┌─ TASK INPUT

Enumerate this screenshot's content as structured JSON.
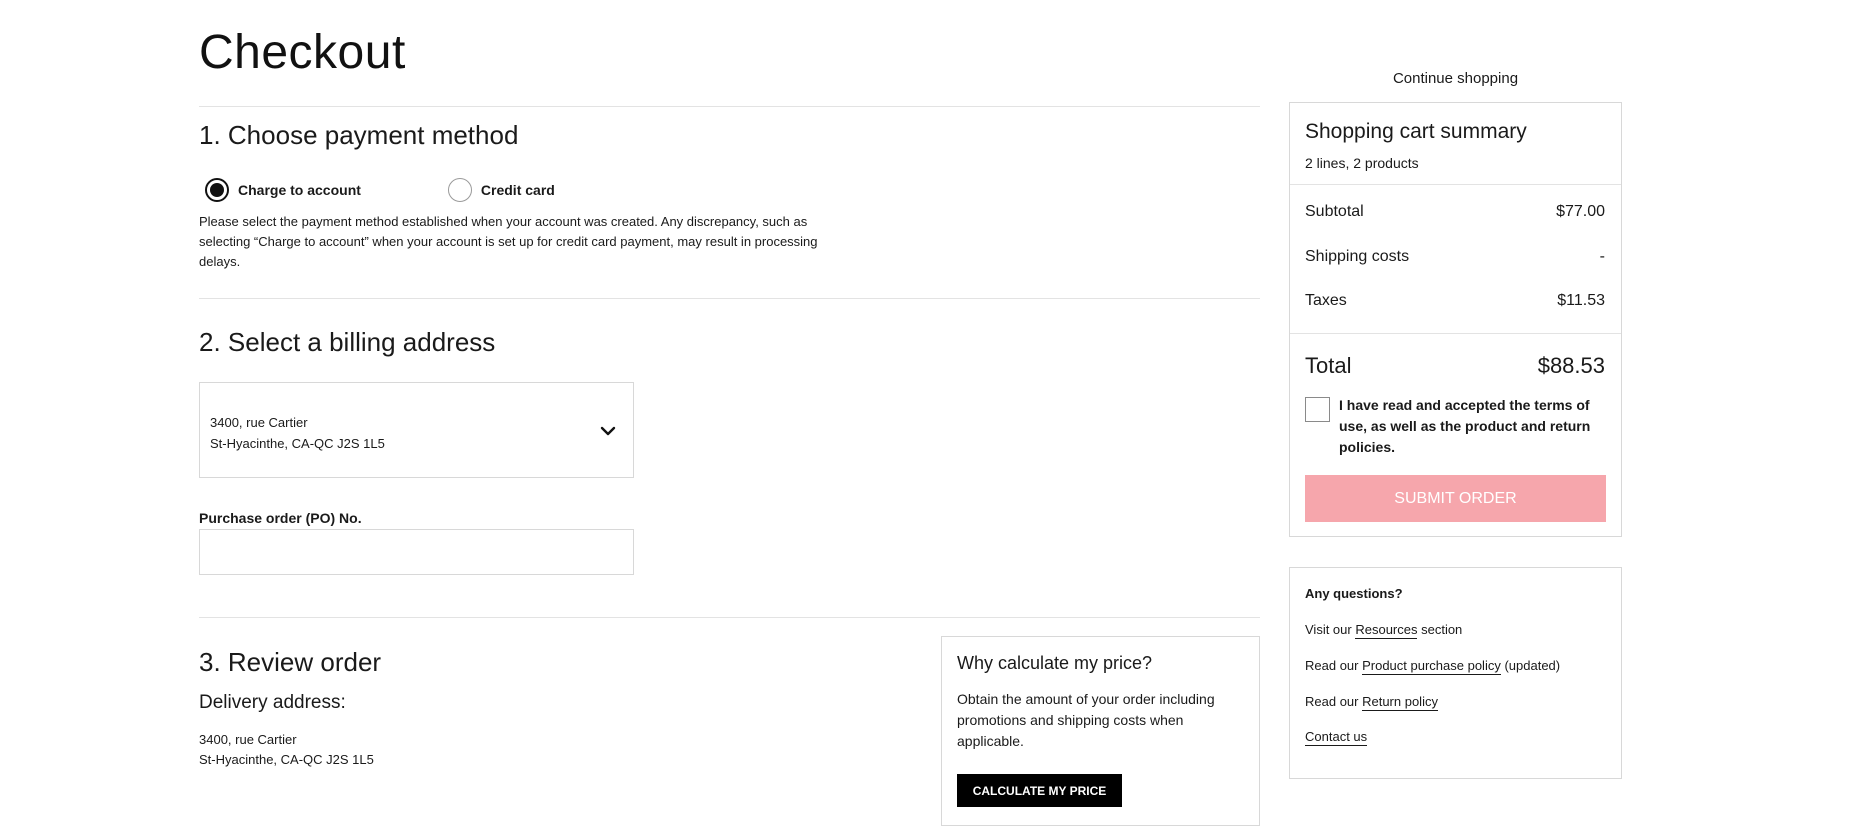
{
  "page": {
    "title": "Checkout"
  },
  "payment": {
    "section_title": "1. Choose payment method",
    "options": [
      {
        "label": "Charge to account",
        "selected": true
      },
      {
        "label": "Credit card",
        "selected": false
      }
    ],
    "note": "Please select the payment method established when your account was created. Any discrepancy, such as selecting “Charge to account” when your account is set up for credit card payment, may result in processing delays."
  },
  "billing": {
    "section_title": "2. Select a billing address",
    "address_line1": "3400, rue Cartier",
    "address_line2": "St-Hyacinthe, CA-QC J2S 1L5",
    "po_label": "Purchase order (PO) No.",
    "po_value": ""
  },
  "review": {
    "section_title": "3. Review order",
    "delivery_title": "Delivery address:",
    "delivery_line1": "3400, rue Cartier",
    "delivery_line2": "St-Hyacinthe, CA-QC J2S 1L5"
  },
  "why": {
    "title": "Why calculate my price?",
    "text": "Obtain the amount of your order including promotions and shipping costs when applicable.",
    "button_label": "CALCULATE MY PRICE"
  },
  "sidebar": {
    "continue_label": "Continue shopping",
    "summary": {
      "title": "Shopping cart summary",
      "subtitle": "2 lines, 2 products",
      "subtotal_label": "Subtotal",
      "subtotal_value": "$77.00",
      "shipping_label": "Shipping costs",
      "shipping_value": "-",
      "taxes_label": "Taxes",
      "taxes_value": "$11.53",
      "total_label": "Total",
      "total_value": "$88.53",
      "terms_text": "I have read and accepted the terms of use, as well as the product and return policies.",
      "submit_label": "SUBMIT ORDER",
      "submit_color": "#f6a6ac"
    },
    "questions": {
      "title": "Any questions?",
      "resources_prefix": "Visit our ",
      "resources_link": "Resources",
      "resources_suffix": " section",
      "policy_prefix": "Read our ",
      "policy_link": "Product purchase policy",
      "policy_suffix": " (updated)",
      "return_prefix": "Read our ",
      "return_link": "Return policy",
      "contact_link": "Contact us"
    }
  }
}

└─

Reproduce the listing word for word and omit its pictures.

- REPLY -
Enumerate this screenshot's content as structured JSON.
{
  "page": {
    "title": "Checkout"
  },
  "payment": {
    "section_title": "1. Choose payment method",
    "options": [
      {
        "label": "Charge to account",
        "selected": true
      },
      {
        "label": "Credit card",
        "selected": false
      }
    ],
    "note": "Please select the payment method established when your account was created. Any discrepancy, such as selecting “Charge to account” when your account is set up for credit card payment, may result in processing delays."
  },
  "billing": {
    "section_title": "2. Select a billing address",
    "address_line1": "3400, rue Cartier",
    "address_line2": "St-Hyacinthe, CA-QC J2S 1L5",
    "po_label": "Purchase order (PO) No.",
    "po_value": ""
  },
  "review": {
    "section_title": "3. Review order",
    "delivery_title": "Delivery address:",
    "delivery_line1": "3400, rue Cartier",
    "delivery_line2": "St-Hyacinthe, CA-QC J2S 1L5"
  },
  "why": {
    "title": "Why calculate my price?",
    "text": "Obtain the amount of your order including promotions and shipping costs when applicable.",
    "button_label": "CALCULATE MY PRICE"
  },
  "sidebar": {
    "continue_label": "Continue shopping",
    "summary": {
      "title": "Shopping cart summary",
      "subtitle": "2 lines, 2 products",
      "subtotal_label": "Subtotal",
      "subtotal_value": "$77.00",
      "shipping_label": "Shipping costs",
      "shipping_value": "-",
      "taxes_label": "Taxes",
      "taxes_value": "$11.53",
      "total_label": "Total",
      "total_value": "$88.53",
      "terms_text": "I have read and accepted the terms of use, as well as the product and return policies.",
      "submit_label": "SUBMIT ORDER",
      "submit_color": "#f6a6ac"
    },
    "questions": {
      "title": "Any questions?",
      "resources_prefix": "Visit our ",
      "resources_link": "Resources",
      "resources_suffix": " section",
      "policy_prefix": "Read our ",
      "policy_link": "Product purchase policy",
      "policy_suffix": " (updated)",
      "return_prefix": "Read our ",
      "return_link": "Return policy",
      "contact_link": "Contact us"
    }
  }
}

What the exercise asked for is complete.